Show every line below where "into" can be found.

● **Items from a dataset**
□ □ □ □

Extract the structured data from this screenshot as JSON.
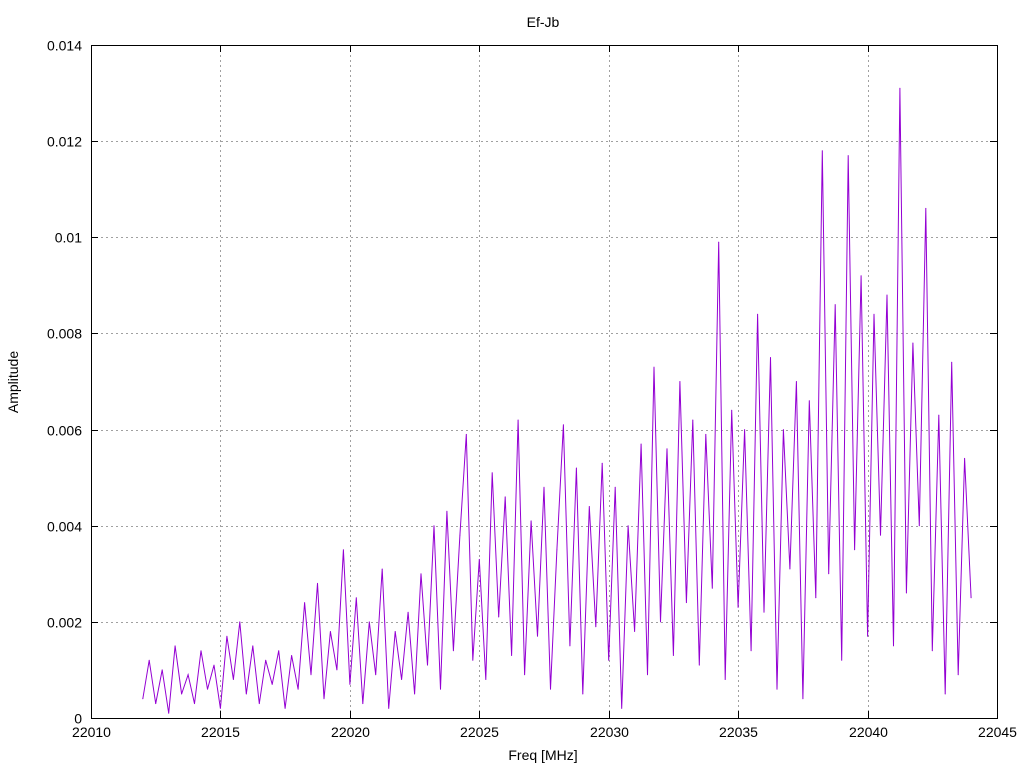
{
  "chart_data": {
    "type": "line",
    "title": "Ef-Jb",
    "xlabel": "Freq [MHz]",
    "ylabel": "Amplitude",
    "xlim": [
      22010,
      22045
    ],
    "ylim": [
      0,
      0.014
    ],
    "grid": true,
    "xticks": [
      22010,
      22015,
      22020,
      22025,
      22030,
      22035,
      22040,
      22045
    ],
    "xtick_labels": [
      "22010",
      "22015",
      "22020",
      "22025",
      "22030",
      "22035",
      "22040",
      "22045"
    ],
    "yticks": [
      0,
      0.002,
      0.004,
      0.006,
      0.008,
      0.01,
      0.012,
      0.014
    ],
    "ytick_labels": [
      "0",
      "0.002",
      "0.004",
      "0.006",
      "0.008",
      "0.01",
      "0.012",
      "0.014"
    ],
    "series": [
      {
        "name": "Ef-Jb",
        "color": "#9400d3",
        "x_start": 22012,
        "x_step": 0.25,
        "values": [
          0.0004,
          0.0012,
          0.0003,
          0.001,
          0.0001,
          0.0015,
          0.0005,
          0.0009,
          0.0003,
          0.0014,
          0.0006,
          0.0011,
          0.0002,
          0.0017,
          0.0008,
          0.002,
          0.0005,
          0.0015,
          0.0003,
          0.0012,
          0.0007,
          0.0014,
          0.0002,
          0.0013,
          0.0006,
          0.0024,
          0.0009,
          0.0028,
          0.0004,
          0.0018,
          0.001,
          0.0035,
          0.0007,
          0.0025,
          0.0003,
          0.002,
          0.0009,
          0.0031,
          0.0002,
          0.0018,
          0.0008,
          0.0022,
          0.0005,
          0.003,
          0.0011,
          0.004,
          0.0006,
          0.0043,
          0.0014,
          0.0038,
          0.0059,
          0.0012,
          0.0033,
          0.0008,
          0.0051,
          0.0021,
          0.0046,
          0.0013,
          0.0062,
          0.0009,
          0.0041,
          0.0017,
          0.0048,
          0.0006,
          0.0035,
          0.0061,
          0.0015,
          0.0052,
          0.0005,
          0.0044,
          0.0019,
          0.0053,
          0.0012,
          0.0048,
          0.0002,
          0.004,
          0.0018,
          0.0057,
          0.0009,
          0.0073,
          0.002,
          0.0056,
          0.0013,
          0.007,
          0.0024,
          0.0062,
          0.0011,
          0.0059,
          0.0027,
          0.0099,
          0.0008,
          0.0064,
          0.0023,
          0.006,
          0.0014,
          0.0084,
          0.0022,
          0.0075,
          0.0006,
          0.006,
          0.0031,
          0.007,
          0.0004,
          0.0066,
          0.0025,
          0.0118,
          0.003,
          0.0086,
          0.0012,
          0.0117,
          0.0035,
          0.0092,
          0.0017,
          0.0084,
          0.0038,
          0.0088,
          0.0015,
          0.0131,
          0.0026,
          0.0078,
          0.004,
          0.0106,
          0.0014,
          0.0063,
          0.0005,
          0.0074,
          0.0009,
          0.0054,
          0.0025
        ]
      }
    ]
  }
}
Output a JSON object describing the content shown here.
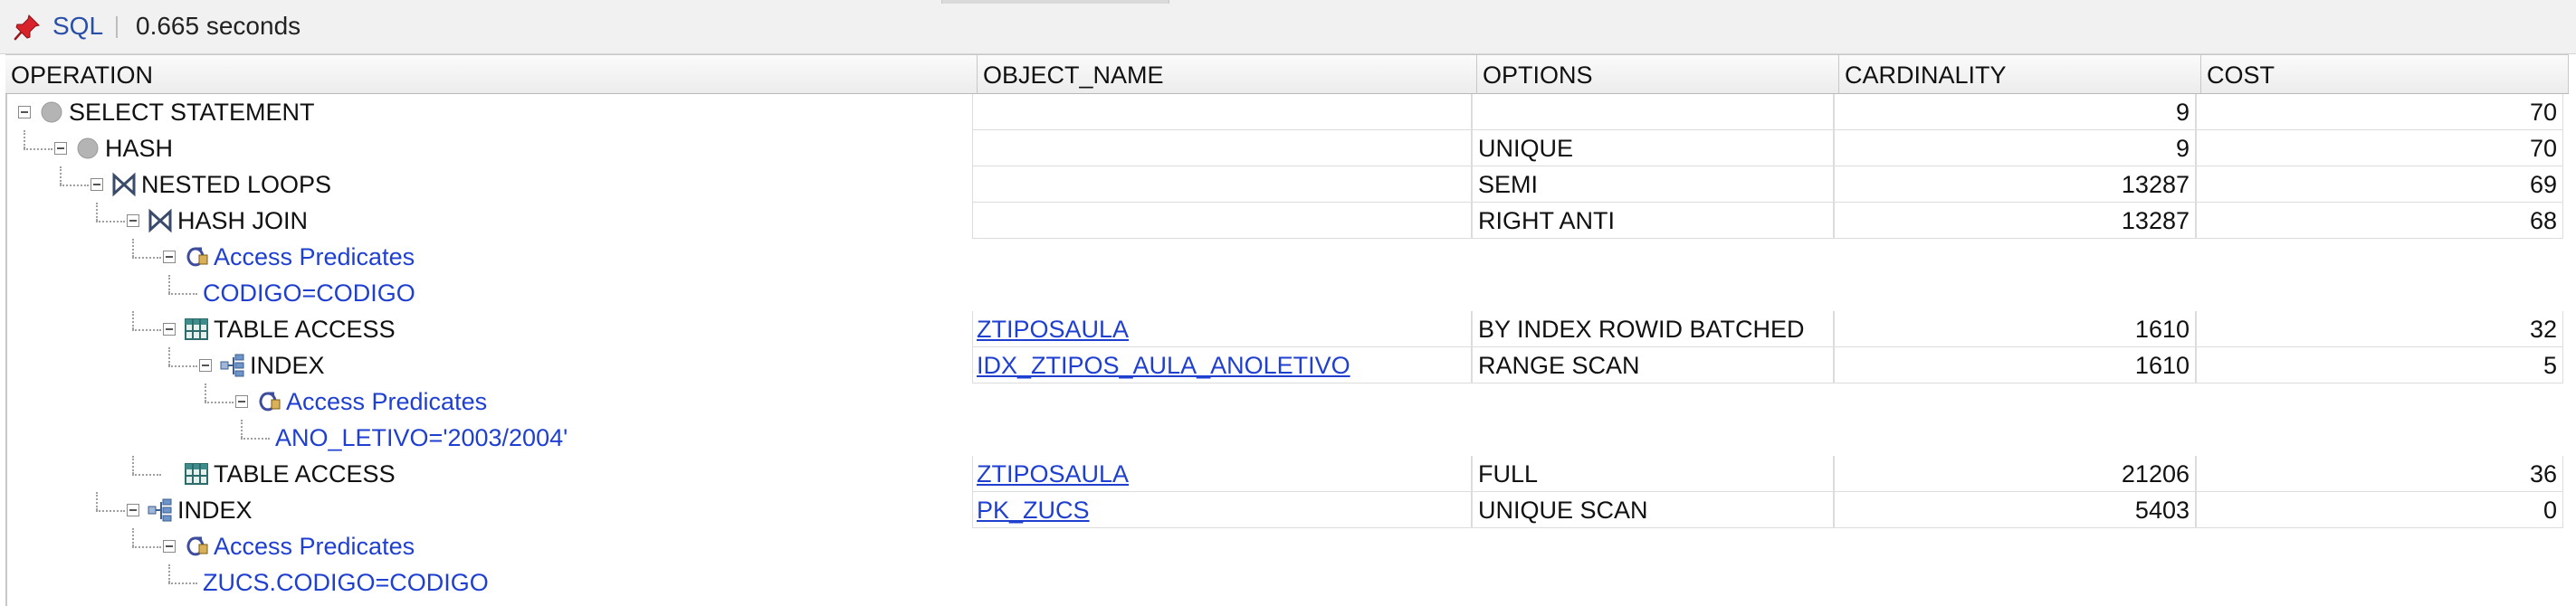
{
  "toolbar": {
    "pin_icon": "pushpin-icon",
    "sql_label": "SQL",
    "timing": "0.665 seconds"
  },
  "columns": {
    "operation": "OPERATION",
    "object_name": "OBJECT_NAME",
    "options": "OPTIONS",
    "cardinality": "CARDINALITY",
    "cost": "COST"
  },
  "rows": [
    {
      "operation": "SELECT STATEMENT",
      "object_name": "",
      "options": "",
      "cardinality": "9",
      "cost": "70",
      "icon": "statement-circle-icon"
    },
    {
      "operation": "HASH",
      "object_name": "",
      "options": "UNIQUE",
      "cardinality": "9",
      "cost": "70",
      "icon": "hash-circle-icon"
    },
    {
      "operation": "NESTED LOOPS",
      "object_name": "",
      "options": "SEMI",
      "cardinality": "13287",
      "cost": "69",
      "icon": "join-bowtie-icon"
    },
    {
      "operation": "HASH JOIN",
      "object_name": "",
      "options": "RIGHT ANTI",
      "cardinality": "13287",
      "cost": "68",
      "icon": "join-bowtie-icon"
    },
    {
      "operation": "Access Predicates",
      "icon": "filter-predicate-icon"
    },
    {
      "operation": "CODIGO=CODIGO"
    },
    {
      "operation": "TABLE ACCESS",
      "object_name": "ZTIPOSAULA",
      "options": "BY INDEX ROWID BATCHED",
      "cardinality": "1610",
      "cost": "32",
      "icon": "table-grid-icon"
    },
    {
      "operation": "INDEX",
      "object_name": "IDX_ZTIPOS_AULA_ANOLETIVO",
      "options": "RANGE SCAN",
      "cardinality": "1610",
      "cost": "5",
      "icon": "index-tree-icon"
    },
    {
      "operation": "Access Predicates",
      "icon": "filter-predicate-icon"
    },
    {
      "operation": "ANO_LETIVO='2003/2004'"
    },
    {
      "operation": "TABLE ACCESS",
      "object_name": "ZTIPOSAULA",
      "options": "FULL",
      "cardinality": "21206",
      "cost": "36",
      "icon": "table-grid-icon"
    },
    {
      "operation": "INDEX",
      "object_name": "PK_ZUCS",
      "options": "UNIQUE SCAN",
      "cardinality": "5403",
      "cost": "0",
      "icon": "index-tree-icon"
    },
    {
      "operation": "Access Predicates",
      "icon": "filter-predicate-icon"
    },
    {
      "operation": "ZUCS.CODIGO=CODIGO"
    }
  ],
  "colors": {
    "link": "#1f3fd0",
    "sql_label": "#2a4fa8",
    "header_bg": "#ececec",
    "grid_line": "#dcdcdc"
  }
}
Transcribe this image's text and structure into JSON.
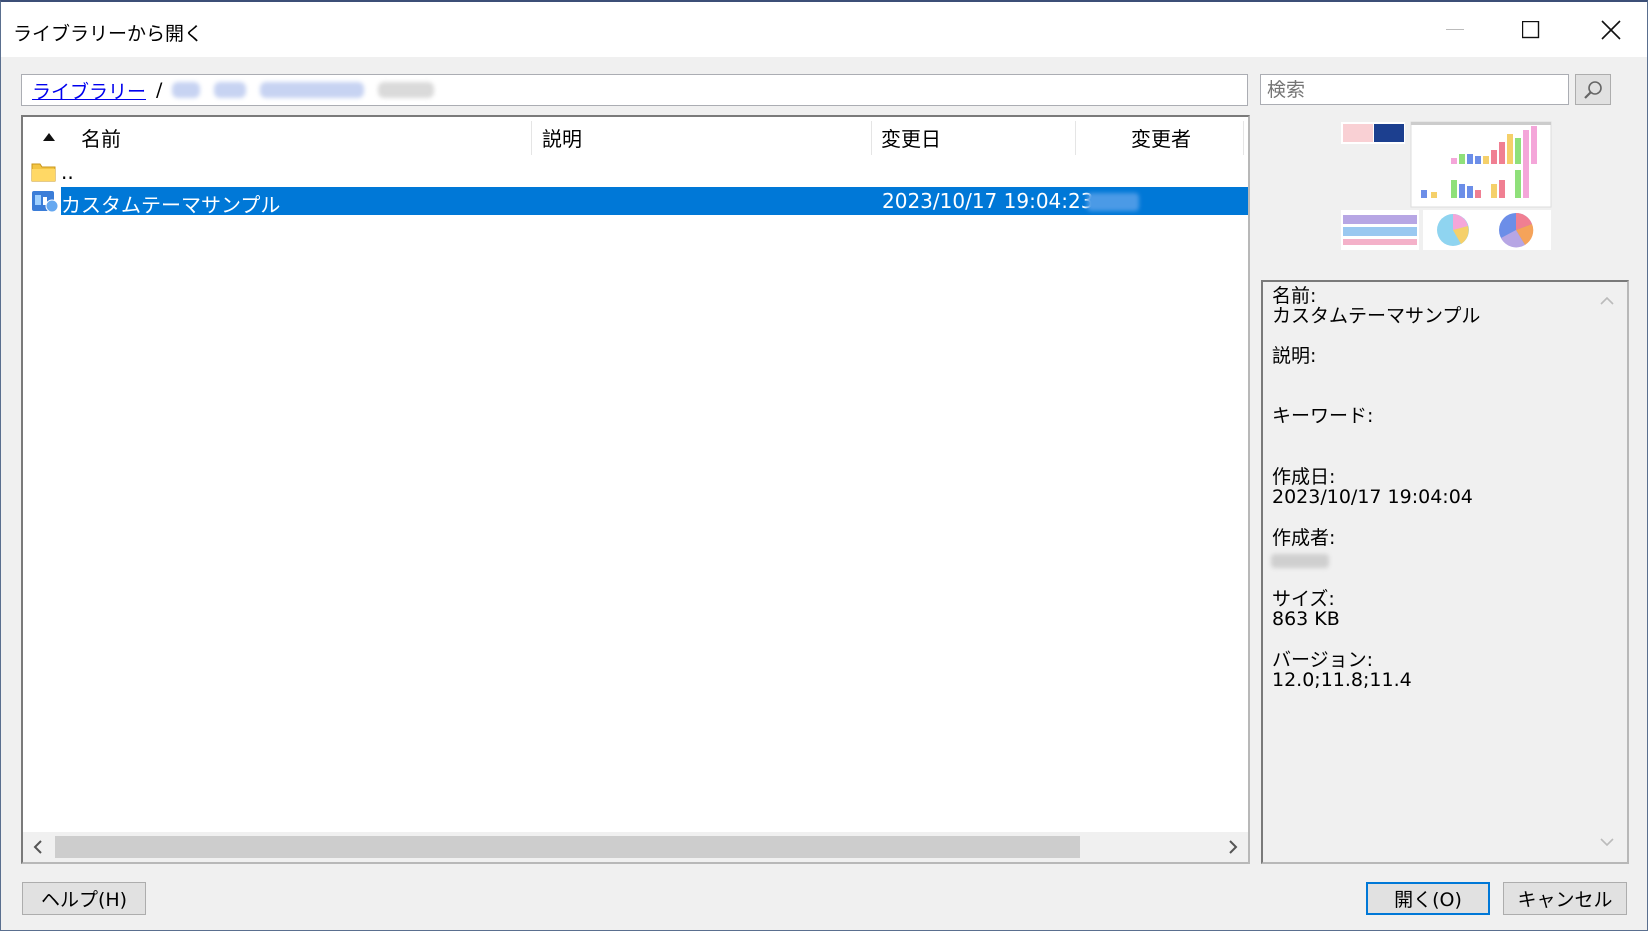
{
  "window": {
    "title": "ライブラリーから開く"
  },
  "breadcrumb": {
    "root": "ライブラリー",
    "separator": "/"
  },
  "search": {
    "placeholder": "検索"
  },
  "list": {
    "columns": [
      "名前",
      "説明",
      "変更日",
      "変更者"
    ],
    "rows": [
      {
        "name": "..",
        "type": "folder"
      },
      {
        "name": "カスタムテーマサンプル",
        "modified": "2023/10/17 19:04:23",
        "type": "theme",
        "selected": true
      }
    ]
  },
  "info": {
    "name_label": "名前:",
    "name_value": "カスタムテーマサンプル",
    "description_label": "説明:",
    "keywords_label": "キーワード:",
    "created_label": "作成日:",
    "created_value": "2023/10/17 19:04:04",
    "author_label": "作成者:",
    "size_label": "サイズ:",
    "size_value": "863 KB",
    "version_label": "バージョン:",
    "version_value": "12.0;11.8;11.4"
  },
  "buttons": {
    "help": "ヘルプ(H)",
    "open": "開く(O)",
    "cancel": "キャンセル"
  },
  "colors": {
    "selection": "#0078d7",
    "link": "#0000ee"
  }
}
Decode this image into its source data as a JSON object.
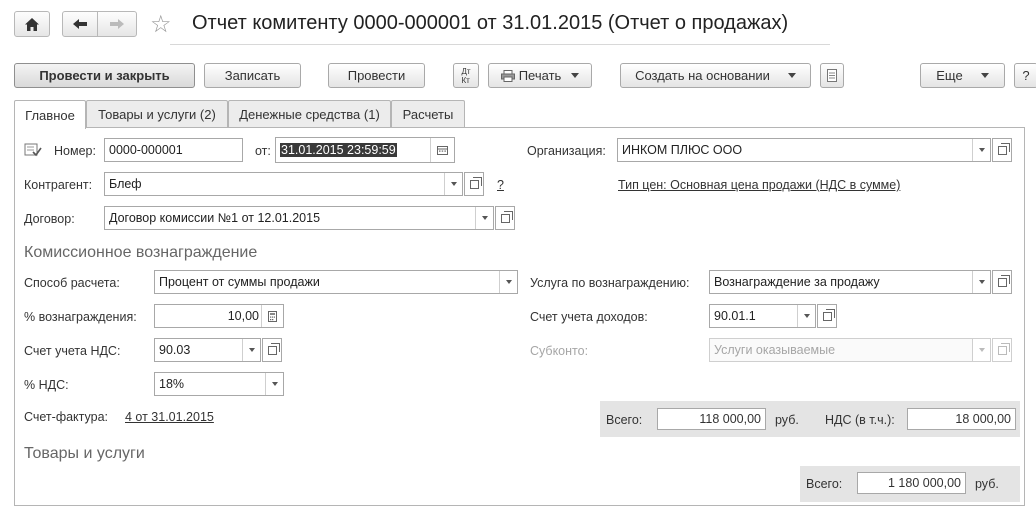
{
  "window": {
    "title": "Отчет комитенту 0000-000001 от 31.01.2015 (Отчет о продажах)"
  },
  "toolbar": {
    "post_close": "Провести и закрыть",
    "save": "Записать",
    "post": "Провести",
    "dtkt": "Дт Кт",
    "print": "Печать",
    "create_based": "Создать на основании",
    "more": "Еще",
    "help": "?"
  },
  "tabs": [
    {
      "label": "Главное"
    },
    {
      "label": "Товары и услуги (2)"
    },
    {
      "label": "Денежные средства (1)"
    },
    {
      "label": "Расчеты"
    }
  ],
  "form": {
    "number_label": "Номер:",
    "number_value": "0000-000001",
    "date_label": "от:",
    "date_value": "31.01.2015 23:59:59",
    "org_label": "Организация:",
    "org_value": "ИНКОМ ПЛЮС ООО",
    "counterparty_label": "Контрагент:",
    "counterparty_value": "Блеф",
    "question": "?",
    "price_type_link": "Тип цен: Основная цена продажи (НДС в сумме)",
    "contract_label": "Договор:",
    "contract_value": "Договор комиссии №1 от 12.01.2015"
  },
  "commission": {
    "section_title": "Комиссионное вознаграждение",
    "method_label": "Способ расчета:",
    "method_value": "Процент от суммы продажи",
    "service_label": "Услуга по вознаграждению:",
    "service_value": "Вознаграждение за продажу",
    "percent_label": "% вознаграждения:",
    "percent_value": "10,00",
    "income_label": "Счет учета доходов:",
    "income_value": "90.01.1",
    "vat_account_label": "Счет учета НДС:",
    "vat_account_value": "90.03",
    "subconto_label": "Субконто:",
    "subconto_value": "Услуги оказываемые",
    "vat_percent_label": "% НДС:",
    "vat_percent_value": "18%",
    "invoice_label": "Счет-фактура:",
    "invoice_link": "4 от 31.01.2015",
    "total_label": "Всего:",
    "total_value": "118 000,00",
    "currency": "руб.",
    "vat_incl_label": "НДС (в т.ч.):",
    "vat_incl_value": "18 000,00"
  },
  "goods": {
    "section_title": "Товары и услуги",
    "total_label": "Всего:",
    "total_value": "1 180 000,00",
    "currency": "руб."
  }
}
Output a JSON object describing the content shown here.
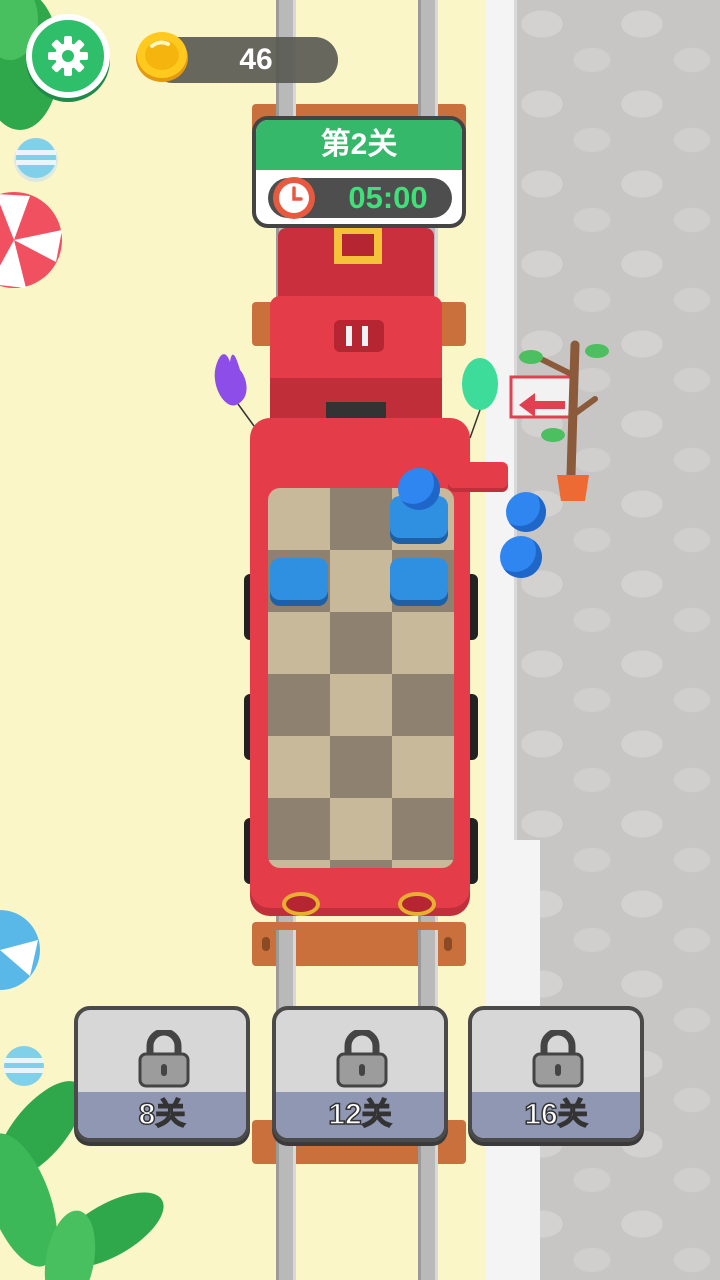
{
  "hud": {
    "coins": "46",
    "coin_icon": "gold-coin-icon",
    "settings_icon": "gear-icon"
  },
  "level_card": {
    "title": "第2关",
    "timer": "05:00",
    "timer_icon": "clock-icon"
  },
  "unlock_buttons": [
    {
      "label": "8关",
      "icon": "lock-icon"
    },
    {
      "label": "12关",
      "icon": "lock-icon"
    },
    {
      "label": "16关",
      "icon": "lock-icon"
    }
  ],
  "colors": {
    "train_red": "#e43c49",
    "accent_green": "#35b86a",
    "timer_green": "#3fe07a",
    "passenger_blue": "#2f86f0",
    "sand": "#fbf6c8"
  }
}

□ □ □ □

● **COMPLETE OUTPUT**
Transcribe this image's text and structure into JSON.
Decode this image into its source data as a JSON object.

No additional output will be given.